Goal >>
Return each line containing the string "milliy".

[Dataset items]
+--
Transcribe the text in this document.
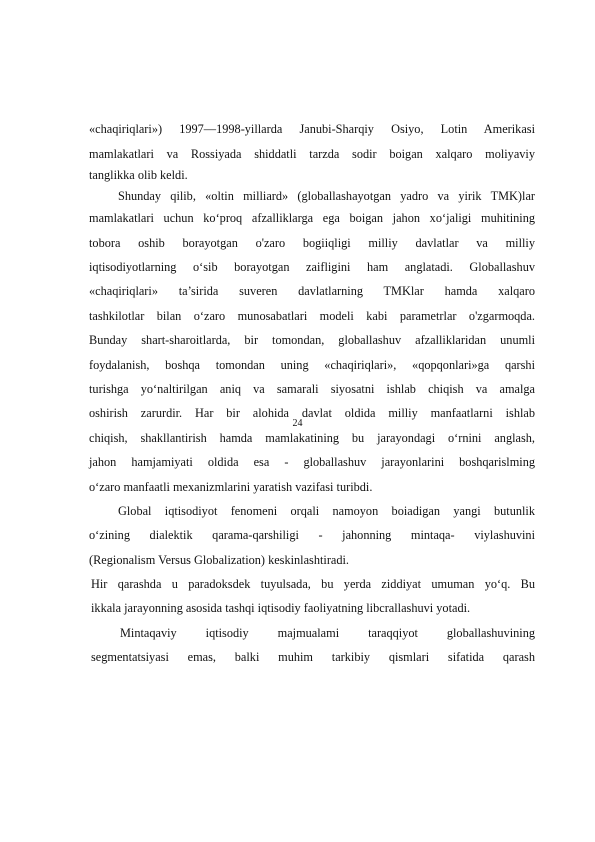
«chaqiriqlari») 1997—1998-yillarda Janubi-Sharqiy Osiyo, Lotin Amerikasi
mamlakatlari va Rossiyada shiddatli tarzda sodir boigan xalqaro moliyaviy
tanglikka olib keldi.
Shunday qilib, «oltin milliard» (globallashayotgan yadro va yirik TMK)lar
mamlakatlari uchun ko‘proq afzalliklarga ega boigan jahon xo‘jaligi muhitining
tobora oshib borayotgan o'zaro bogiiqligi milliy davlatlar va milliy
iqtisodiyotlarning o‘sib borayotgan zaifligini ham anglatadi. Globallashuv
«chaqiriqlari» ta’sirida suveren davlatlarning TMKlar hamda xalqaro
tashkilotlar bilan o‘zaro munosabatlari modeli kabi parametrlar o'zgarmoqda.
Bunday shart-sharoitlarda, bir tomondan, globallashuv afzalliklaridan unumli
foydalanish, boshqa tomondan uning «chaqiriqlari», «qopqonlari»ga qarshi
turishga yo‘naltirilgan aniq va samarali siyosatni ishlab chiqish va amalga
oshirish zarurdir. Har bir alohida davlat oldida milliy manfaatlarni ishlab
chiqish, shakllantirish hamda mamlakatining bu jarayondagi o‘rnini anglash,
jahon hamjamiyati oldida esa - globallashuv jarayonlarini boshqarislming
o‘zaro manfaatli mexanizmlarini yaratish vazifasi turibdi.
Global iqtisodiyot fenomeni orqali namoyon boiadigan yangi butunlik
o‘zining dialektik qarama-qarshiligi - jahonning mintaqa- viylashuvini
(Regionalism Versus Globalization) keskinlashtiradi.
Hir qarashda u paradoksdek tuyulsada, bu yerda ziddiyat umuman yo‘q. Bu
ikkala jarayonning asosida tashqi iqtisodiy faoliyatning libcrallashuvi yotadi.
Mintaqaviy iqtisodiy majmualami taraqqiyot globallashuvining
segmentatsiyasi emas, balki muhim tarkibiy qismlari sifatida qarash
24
+--
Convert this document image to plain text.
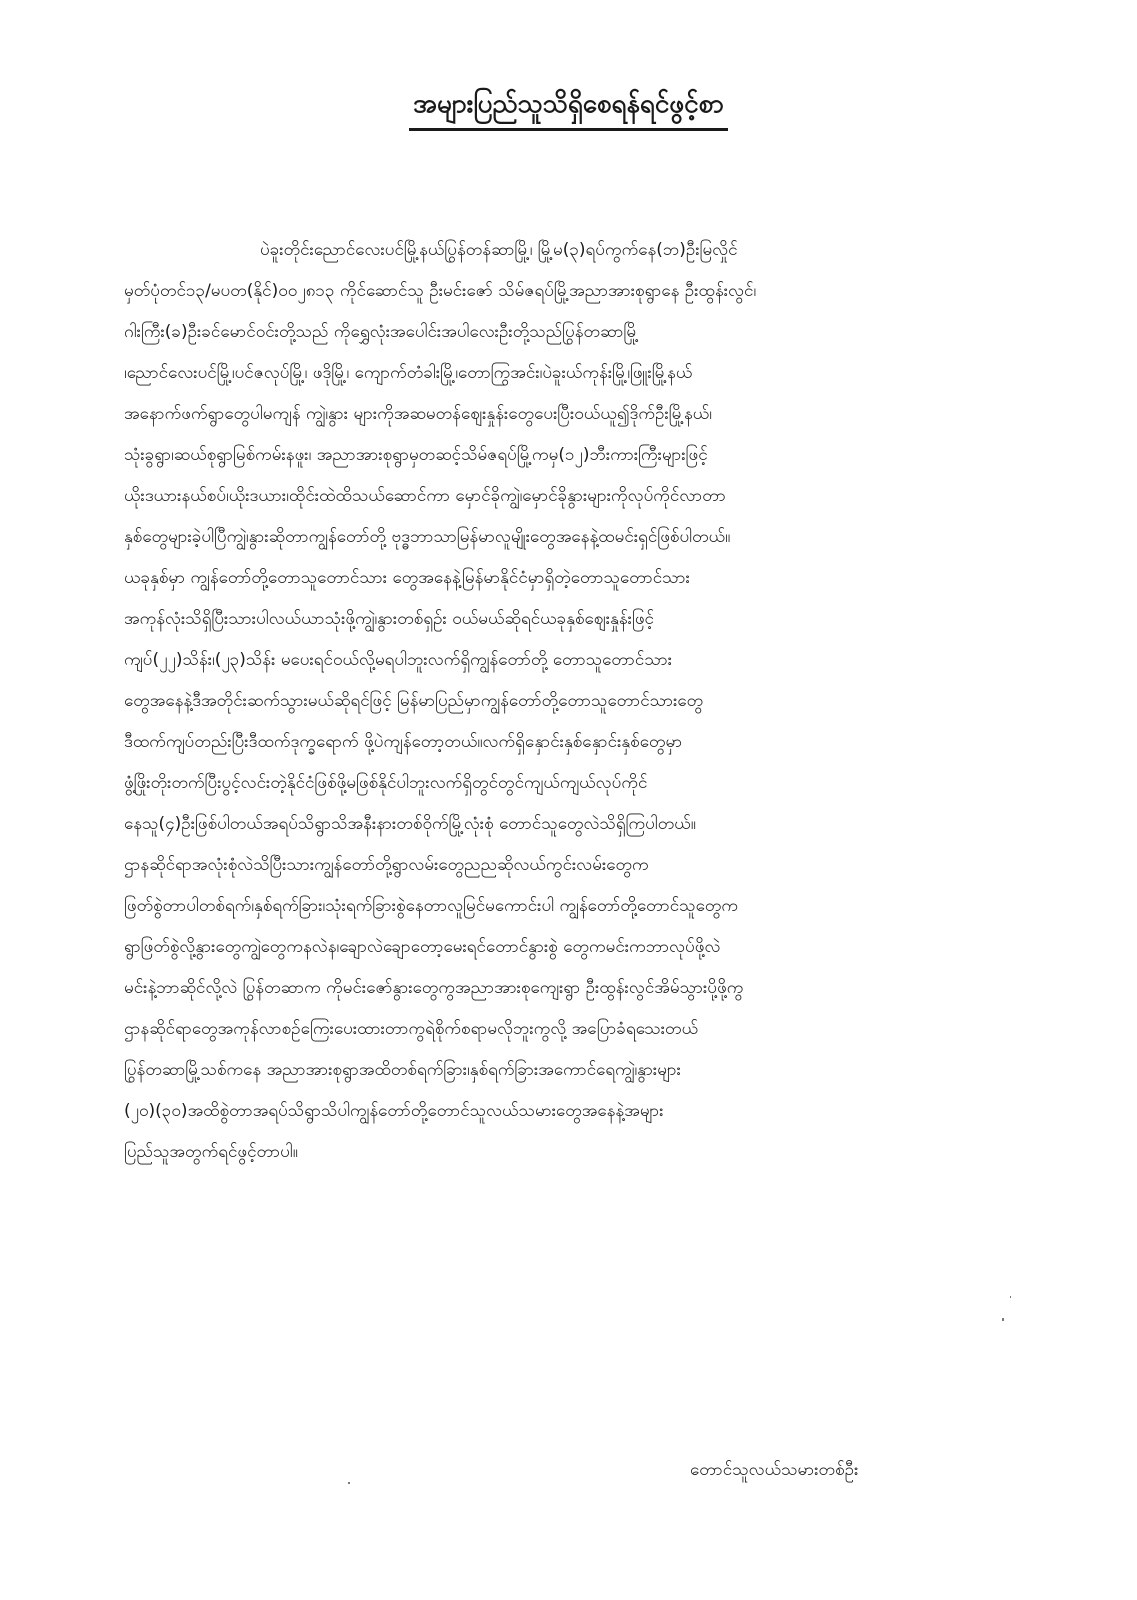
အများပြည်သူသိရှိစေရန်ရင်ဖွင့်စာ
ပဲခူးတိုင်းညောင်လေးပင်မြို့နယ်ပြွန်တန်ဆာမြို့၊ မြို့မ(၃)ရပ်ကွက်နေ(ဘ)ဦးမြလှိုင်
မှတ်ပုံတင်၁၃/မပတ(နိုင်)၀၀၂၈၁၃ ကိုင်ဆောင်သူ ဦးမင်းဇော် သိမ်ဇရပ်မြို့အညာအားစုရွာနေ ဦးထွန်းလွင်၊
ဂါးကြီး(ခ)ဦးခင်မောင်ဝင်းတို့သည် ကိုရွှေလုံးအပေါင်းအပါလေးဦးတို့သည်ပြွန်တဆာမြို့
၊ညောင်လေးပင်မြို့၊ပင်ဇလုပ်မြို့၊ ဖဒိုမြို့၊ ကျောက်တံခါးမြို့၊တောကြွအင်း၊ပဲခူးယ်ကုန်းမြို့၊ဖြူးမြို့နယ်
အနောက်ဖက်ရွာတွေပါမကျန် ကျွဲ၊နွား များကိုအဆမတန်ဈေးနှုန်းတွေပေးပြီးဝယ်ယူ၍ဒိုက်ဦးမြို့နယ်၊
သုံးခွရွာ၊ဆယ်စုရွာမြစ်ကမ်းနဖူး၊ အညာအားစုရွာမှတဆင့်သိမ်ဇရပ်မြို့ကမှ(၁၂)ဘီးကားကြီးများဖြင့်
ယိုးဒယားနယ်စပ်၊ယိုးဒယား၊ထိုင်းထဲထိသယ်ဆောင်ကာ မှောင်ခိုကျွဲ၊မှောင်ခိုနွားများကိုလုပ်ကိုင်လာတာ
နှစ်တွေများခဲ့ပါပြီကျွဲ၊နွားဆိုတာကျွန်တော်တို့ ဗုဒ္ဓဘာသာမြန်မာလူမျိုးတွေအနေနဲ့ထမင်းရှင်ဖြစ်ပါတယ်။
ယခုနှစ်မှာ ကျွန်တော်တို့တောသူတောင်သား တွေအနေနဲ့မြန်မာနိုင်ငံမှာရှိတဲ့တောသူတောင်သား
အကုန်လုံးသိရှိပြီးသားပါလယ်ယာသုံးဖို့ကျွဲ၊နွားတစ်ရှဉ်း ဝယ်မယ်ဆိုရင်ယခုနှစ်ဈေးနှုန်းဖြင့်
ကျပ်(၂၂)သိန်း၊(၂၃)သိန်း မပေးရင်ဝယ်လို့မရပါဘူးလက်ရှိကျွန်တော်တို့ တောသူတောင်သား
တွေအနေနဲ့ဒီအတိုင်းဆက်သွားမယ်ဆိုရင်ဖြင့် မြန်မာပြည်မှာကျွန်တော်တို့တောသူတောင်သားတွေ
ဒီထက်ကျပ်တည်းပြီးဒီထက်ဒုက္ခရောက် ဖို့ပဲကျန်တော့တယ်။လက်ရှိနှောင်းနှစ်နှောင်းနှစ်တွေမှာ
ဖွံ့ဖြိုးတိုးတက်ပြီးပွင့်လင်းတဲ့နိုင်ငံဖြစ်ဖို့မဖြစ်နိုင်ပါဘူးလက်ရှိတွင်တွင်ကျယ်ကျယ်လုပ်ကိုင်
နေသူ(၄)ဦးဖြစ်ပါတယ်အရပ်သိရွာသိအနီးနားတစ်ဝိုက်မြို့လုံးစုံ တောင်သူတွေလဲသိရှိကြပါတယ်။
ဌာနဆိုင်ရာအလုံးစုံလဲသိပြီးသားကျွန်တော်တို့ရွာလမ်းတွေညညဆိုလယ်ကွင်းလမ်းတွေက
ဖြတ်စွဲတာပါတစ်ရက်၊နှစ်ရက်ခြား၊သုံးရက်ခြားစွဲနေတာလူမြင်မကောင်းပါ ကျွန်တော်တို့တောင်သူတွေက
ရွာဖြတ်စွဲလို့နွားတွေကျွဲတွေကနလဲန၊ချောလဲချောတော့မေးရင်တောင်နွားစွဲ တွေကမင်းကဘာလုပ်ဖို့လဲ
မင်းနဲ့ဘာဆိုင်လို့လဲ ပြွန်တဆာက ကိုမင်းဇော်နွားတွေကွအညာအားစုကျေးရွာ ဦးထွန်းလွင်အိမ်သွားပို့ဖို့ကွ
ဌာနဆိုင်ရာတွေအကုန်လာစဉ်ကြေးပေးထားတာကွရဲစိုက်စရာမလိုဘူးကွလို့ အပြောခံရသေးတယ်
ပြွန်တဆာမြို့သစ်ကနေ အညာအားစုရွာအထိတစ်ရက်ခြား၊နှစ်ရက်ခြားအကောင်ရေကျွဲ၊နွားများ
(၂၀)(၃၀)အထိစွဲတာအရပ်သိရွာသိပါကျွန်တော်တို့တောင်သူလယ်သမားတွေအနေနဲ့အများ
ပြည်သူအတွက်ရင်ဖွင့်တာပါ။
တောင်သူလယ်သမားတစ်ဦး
+--
Task response >>
tobora oshib borayotgan o'zaro bogiiqligi milliy davlatlar va milliy
oshirish zarurdir. Har bir alohida davlat oldida milliy manfaatlarni ishlab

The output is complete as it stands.